> **Задание 1**:
Перепишите без изменений фрагмент отрывка об Индии, который начинается со слов «Мне было очень» и заканчивается словами «провинциальные 15-летние девушки.».
> **Задание 2**:
Проверьте по отрывку об Индии три утверждения. (а) Индию, воспринимаемую через индийское кино, автор называет «Целлулоидной Индией». (б) Статью, задевшую поклонников индийского кинематографа, автор написал по просьбе «Комсомолки». (в) Письма после статьи присылали в основном пожилые жители столицы. Для каждого утверждения ответьте «да» или «нет» и приведите точную цитату из отрывка, на которой основан ответ.
> **Задание 3**:
Допишите отрывок об Индии, продолжив его с того места, на котором он обрывается.

> **Исходный отрывок**:
※ ※ ※
Индия. 33 незабываемые встречи — страница 64 из 74

Я много раз уже говорил, что Индия у каждого своя. Но некоторые из этих каждых неформально объединяются в некие группы, различающиеся друг от друга самим подходом к этой стране. Можно говорить о нескольких групповых видениях Индии – незамечающих друг друга, как, впрочем, и реальной Индии.

Есть то, что я для себя называю «Целлулоидная Индия», т. е. Индия, воспринимаемая через призму индийского кино, Болливуда.

Это наивная мешанина мраморных дворцов, золотых украшений, упитанных мужчин, волооких женщин, жутких семейных тайн и песен и танцев, танцев и песен.

Над этим легко смеяться, но смех этот похож на насмешку над детством.

Я получил однажды жесткий урок в этой связи. «Комсомолка» попросила что-то написать про Индию, я расстарался и в статье проехался по отсутствию вкуса и чувства реальности у восторженных поклонников индийского кинематографа. И пошли письма…

Мне было очень стыдно читать их На листочках из школьной тетради, расплывчатыми от слез буквами, с жалкими ошибками мне исповедовались прочитавшие статью – в основном, провинциальные 15-летние девушки.
※ ※ ※
> **Исходные данные**:
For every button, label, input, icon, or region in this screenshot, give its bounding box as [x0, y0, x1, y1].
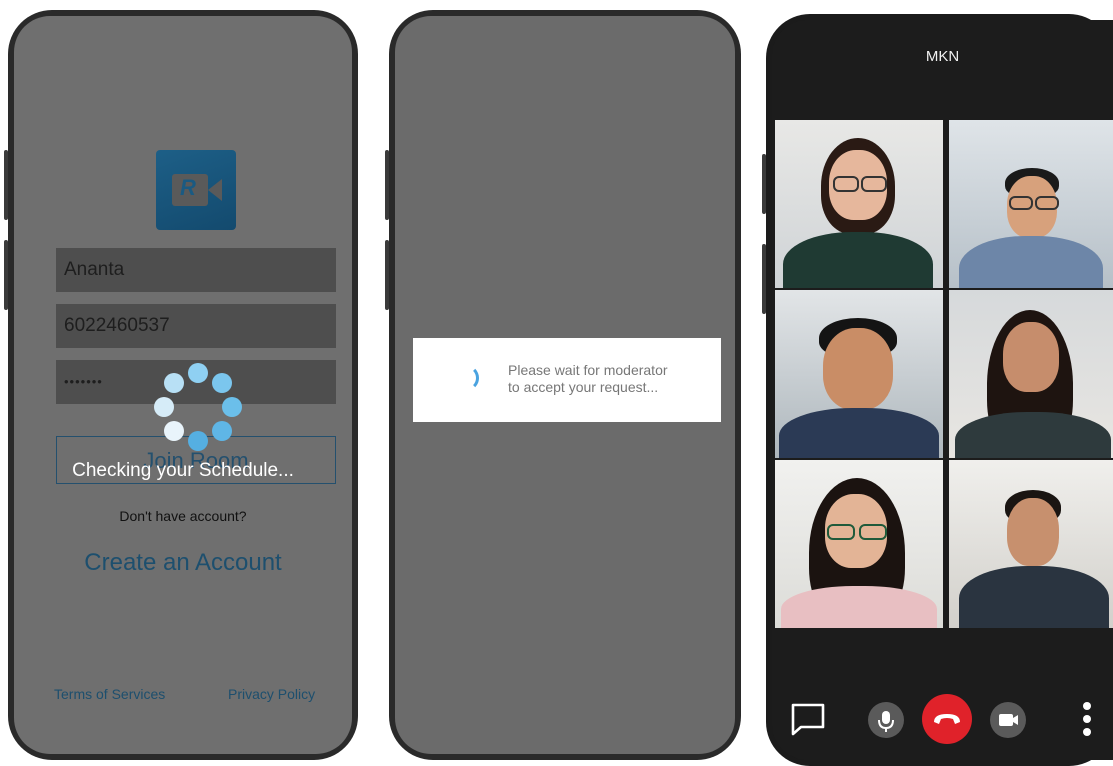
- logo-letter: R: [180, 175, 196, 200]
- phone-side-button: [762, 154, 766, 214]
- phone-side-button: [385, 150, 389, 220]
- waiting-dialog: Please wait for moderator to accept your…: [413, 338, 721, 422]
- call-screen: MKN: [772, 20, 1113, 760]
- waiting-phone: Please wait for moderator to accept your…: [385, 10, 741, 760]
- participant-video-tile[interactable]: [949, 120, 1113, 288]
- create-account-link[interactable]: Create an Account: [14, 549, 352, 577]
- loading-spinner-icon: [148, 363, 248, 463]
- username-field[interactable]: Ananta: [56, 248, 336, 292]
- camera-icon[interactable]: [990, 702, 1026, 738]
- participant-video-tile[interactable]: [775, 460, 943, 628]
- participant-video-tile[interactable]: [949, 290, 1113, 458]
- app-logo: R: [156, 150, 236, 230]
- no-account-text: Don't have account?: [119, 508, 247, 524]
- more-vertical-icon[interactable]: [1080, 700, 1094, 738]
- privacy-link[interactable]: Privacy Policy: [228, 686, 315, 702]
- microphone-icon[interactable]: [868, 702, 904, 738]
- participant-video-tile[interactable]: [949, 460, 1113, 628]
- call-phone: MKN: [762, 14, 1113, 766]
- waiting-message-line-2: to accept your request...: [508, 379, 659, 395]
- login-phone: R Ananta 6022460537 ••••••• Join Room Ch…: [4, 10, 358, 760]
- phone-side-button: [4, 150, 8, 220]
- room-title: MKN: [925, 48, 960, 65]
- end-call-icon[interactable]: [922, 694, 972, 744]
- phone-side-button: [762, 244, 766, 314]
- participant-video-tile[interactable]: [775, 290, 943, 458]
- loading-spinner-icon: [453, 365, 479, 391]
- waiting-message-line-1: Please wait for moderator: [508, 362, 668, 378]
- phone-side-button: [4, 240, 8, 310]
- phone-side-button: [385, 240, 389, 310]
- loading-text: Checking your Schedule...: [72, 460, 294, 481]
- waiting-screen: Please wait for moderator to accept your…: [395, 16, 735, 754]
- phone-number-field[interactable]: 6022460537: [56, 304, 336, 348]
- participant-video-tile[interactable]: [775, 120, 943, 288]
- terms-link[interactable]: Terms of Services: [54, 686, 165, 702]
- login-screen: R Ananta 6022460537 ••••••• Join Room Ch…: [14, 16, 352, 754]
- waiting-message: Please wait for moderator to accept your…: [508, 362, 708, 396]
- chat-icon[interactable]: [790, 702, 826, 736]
※ ※ ※
> **Итоговый ответ 1**:
Мне было очень стыдно читать их На листочках из школьной тетради, расплывчатыми от слез буквами, с жалкими ошибками мне исповедовались прочитавшие статью – в основном, провинциальные 15-летние девушки.

> **Итоговый ответ 2**:
(а) Да: «Есть то, что я для себя называю „Целлулоидная Индия“, т. е. Индия, воспринимаемая через призму индийского кино, Болливуда».
(б) Да: «„Комсомолка“ попросила что-то написать про Индию».
(в) Нет: «в основном, провинциальные 15-летние девушки».

> **Итоговый ответ 3**:
Никогда больше я не кину камень в этих и пришедших им на смену поклонниц Болливуда! Особенно запомнилось одно. Девушка писала – вот Вы говорите…, а я живу в Сибири, библиотеки у нас нет, мать пьет (!!), отчим бьет и ничего хорошего у меня в жизни нет – кроме Индии.

Прости меня, неизвестная девочка!

Есть всем, наверное, знакомая «Кришнаитская Индия». Я написал когда-то хлесткую статью о них. Помню, удачным показался эпиграф из А Вознесенского:

По наитию

Дуешь к берегу,

Ищешь Индию —

Найдешь Америку!

«Это очень, очень вредная статья!» – кручинилось руководство секты.

Сейчас я перечитал ее и слегка устыдился. Стоило ли тратить на них яд и желчь? И дело даже не в том, что их тогда грубо и глупо преследовали, а в другом: представьте, что вы живете в деревянном домике у подножия Гималаев; утром встает солнце и вы видите его в прямоугольнике окна. Окна грязного, запыленного. Видно в него не очень хорошо. Распахните окно и увидите ясно и четко белые Гималаи и утреннее Солнце! Но ведь и раньше вы все-таки видели его сквозь неказистое окно. Точно также через учение кришнаитов Общества Сознания Кришны вы все-таки видите контуры великой индийской культуры. Конечно, остается возможность распахнуть окно и увидеть Индию и индуизм напрямую, но может быть для вас еще не пришло время?

Помню, что сравнение это пришло в голову в усадьбе Рерихов в Кулу, когда вглядывался в окружающий мир через прямоугольное среднерусское и, к сожалению, запыленное окно.

И, конечно, есть еще Индия эзотериков – с махатмами, Шамбалой и пр. Мне всегда казалось, что это своего рода духовный дальтонизм. По сравнению с Ведантой, например, все их разговоры и устремления кажутся мне нестерпимо наивными.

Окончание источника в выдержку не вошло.